- GIVEN EXERCISE
Transcribe the passage on making a 3D cow illustration below, from "Wire frame and" up to and including "the finished cow.".

- TEXT SECTION
************

There are lots of steps involved in using 3D software to make an illustration and a lot of really good information has already been published, in books and magazines and online, about the process. So I won't try to explain everything here. Instead I'll show you the basic stages.

Wire frame and final render This cow illustration used lots of tricks familiar to 3D artists.

First thing is to model the cow. 3D artists talk about how easy 3D software is to use, and once you've learned how to use it, it's true that you're able to work quickly. But it's not so easy to learn! I use Cinema 4D because when I bought it, it seemed to have the easiest learning curve among the various packages, but if you want to do this kind of stuff, expect to put in lots and lots of hours.

Whenever I model an animal I always start with the head. Here's the first stage of the cow model.

Head of the cow

The software lets you view the model from all different angles while you work. Seen below is the finished cow.

Cow front

Cow front

Cow front

Cow front

I then needed to pose the cow and put it into a landscape (above). I couldn't resist the classic look of rolling green hills. I used software to make the foreground grass.
Cow front

Then I modelled a wheat plant and flowers, which I duplicated lots of times around the the cow. If you rotate them a bit each time you use them, it tricks the eye into seeing them as all being different.

3D shark Real cow: This cow skin rug saved me a lot of work in texturing  

I didn't try to simulate a cow texture. Instead, I took I took a photo of a cow skin rug. This made a pattern much more realistic than anything I could make up

 
A really poor use of some powerful software Cow map: The grid of lines is a 2D representation of the mesh I built to make the cow model. By lining up the grid with the cow texture I can control how the cow pattern is applied  

The picture above shows a flattened version of my cow mesh with the cow rug spread over it. I used software called BodyPaint to map the texture onto the mesh. It let me look at the flattened surface of the cow in the same way as a map of the world lets me look at a flattened surface of the globe. That's why 3D artists call this process 'mapping'.

************

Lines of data
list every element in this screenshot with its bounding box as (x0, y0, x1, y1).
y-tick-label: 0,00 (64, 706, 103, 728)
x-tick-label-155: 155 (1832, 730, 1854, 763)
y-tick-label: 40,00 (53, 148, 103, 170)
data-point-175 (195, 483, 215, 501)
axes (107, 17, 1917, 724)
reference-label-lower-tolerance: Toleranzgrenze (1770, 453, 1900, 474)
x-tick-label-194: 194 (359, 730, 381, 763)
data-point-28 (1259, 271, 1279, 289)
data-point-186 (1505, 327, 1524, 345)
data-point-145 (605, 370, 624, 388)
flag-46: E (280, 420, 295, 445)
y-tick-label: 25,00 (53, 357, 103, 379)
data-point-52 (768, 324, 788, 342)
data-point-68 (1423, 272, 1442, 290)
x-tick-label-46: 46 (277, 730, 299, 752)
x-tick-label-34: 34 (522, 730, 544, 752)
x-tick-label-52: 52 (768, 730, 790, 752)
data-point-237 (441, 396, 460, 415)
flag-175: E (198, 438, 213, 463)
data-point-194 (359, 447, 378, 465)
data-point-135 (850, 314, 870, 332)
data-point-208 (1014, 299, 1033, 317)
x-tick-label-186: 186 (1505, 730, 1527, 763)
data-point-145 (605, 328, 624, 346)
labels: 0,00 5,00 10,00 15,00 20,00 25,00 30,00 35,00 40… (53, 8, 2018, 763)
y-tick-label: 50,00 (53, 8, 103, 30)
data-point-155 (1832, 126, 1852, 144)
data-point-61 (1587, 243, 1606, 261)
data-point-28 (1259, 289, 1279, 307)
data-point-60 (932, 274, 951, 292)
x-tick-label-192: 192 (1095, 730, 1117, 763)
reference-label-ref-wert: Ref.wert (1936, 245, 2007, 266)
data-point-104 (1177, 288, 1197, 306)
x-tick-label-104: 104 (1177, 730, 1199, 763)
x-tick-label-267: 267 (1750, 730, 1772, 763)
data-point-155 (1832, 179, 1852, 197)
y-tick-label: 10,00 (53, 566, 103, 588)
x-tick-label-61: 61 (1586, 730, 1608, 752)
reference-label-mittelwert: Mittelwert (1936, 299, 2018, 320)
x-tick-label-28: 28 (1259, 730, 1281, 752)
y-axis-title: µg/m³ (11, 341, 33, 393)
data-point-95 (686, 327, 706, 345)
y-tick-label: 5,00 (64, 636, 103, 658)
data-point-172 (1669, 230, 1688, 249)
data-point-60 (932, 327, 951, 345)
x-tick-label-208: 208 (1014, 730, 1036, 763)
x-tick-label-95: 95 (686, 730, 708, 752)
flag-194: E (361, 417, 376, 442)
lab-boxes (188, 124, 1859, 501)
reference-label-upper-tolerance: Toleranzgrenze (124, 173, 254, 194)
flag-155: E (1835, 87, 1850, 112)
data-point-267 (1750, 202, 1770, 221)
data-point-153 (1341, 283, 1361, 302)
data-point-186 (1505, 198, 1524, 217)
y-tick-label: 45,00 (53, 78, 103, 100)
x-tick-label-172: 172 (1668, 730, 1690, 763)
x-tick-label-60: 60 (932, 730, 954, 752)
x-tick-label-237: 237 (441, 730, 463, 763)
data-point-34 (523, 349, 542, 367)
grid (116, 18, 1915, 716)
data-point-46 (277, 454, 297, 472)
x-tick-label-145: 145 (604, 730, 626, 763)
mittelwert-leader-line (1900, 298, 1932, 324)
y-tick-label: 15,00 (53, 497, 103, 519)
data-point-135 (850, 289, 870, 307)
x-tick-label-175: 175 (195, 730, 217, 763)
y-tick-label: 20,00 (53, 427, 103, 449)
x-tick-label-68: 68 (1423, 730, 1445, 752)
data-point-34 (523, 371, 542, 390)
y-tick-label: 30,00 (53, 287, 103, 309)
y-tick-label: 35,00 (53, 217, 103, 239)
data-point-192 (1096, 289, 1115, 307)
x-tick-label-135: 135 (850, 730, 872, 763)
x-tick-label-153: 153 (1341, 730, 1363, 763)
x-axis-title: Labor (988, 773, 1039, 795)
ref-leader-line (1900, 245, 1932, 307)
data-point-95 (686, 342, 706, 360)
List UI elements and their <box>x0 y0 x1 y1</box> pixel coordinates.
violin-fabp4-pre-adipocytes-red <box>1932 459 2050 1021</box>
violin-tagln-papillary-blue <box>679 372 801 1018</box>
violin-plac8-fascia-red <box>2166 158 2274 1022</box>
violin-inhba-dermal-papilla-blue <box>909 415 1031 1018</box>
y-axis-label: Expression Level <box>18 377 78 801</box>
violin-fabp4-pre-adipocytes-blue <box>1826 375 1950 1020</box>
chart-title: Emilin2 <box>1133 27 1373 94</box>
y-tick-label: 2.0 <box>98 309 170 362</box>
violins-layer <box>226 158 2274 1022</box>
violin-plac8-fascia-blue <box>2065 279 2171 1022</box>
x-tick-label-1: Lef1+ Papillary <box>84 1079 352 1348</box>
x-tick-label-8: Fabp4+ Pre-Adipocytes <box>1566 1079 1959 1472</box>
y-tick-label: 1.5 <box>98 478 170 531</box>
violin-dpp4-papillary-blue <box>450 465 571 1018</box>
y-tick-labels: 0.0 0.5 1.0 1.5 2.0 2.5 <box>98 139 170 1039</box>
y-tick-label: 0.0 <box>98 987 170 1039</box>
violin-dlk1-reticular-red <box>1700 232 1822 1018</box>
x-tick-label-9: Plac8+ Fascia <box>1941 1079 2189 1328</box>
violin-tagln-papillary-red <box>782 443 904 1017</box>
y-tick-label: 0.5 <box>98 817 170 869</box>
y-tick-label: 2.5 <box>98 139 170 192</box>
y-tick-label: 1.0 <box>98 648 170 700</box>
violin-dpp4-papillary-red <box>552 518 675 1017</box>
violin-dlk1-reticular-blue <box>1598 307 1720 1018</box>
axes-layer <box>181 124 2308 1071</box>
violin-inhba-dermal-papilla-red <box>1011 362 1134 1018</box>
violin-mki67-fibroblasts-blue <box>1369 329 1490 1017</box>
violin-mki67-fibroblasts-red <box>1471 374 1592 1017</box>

************

- ANSWER TO THIS TASK
Wire frame and final render This cow illustration used lots of tricks familiar to 3D artists.

First thing is to model the cow. 3D artists talk about how easy 3D software is to use, and once you've learned how to use it, it's true that you're able to work quickly. But it's not so easy to learn! I use Cinema 4D because when I bought it, it seemed to have the easiest learning curve among the various packages, but if you want to do this kind of stuff, expect to put in lots and lots of hours.

Whenever I model an animal I always start with the head. Here's the first stage of the cow model.

Head of the cow

The software lets you view the model from all different angles while you work. Seen below is the finished cow.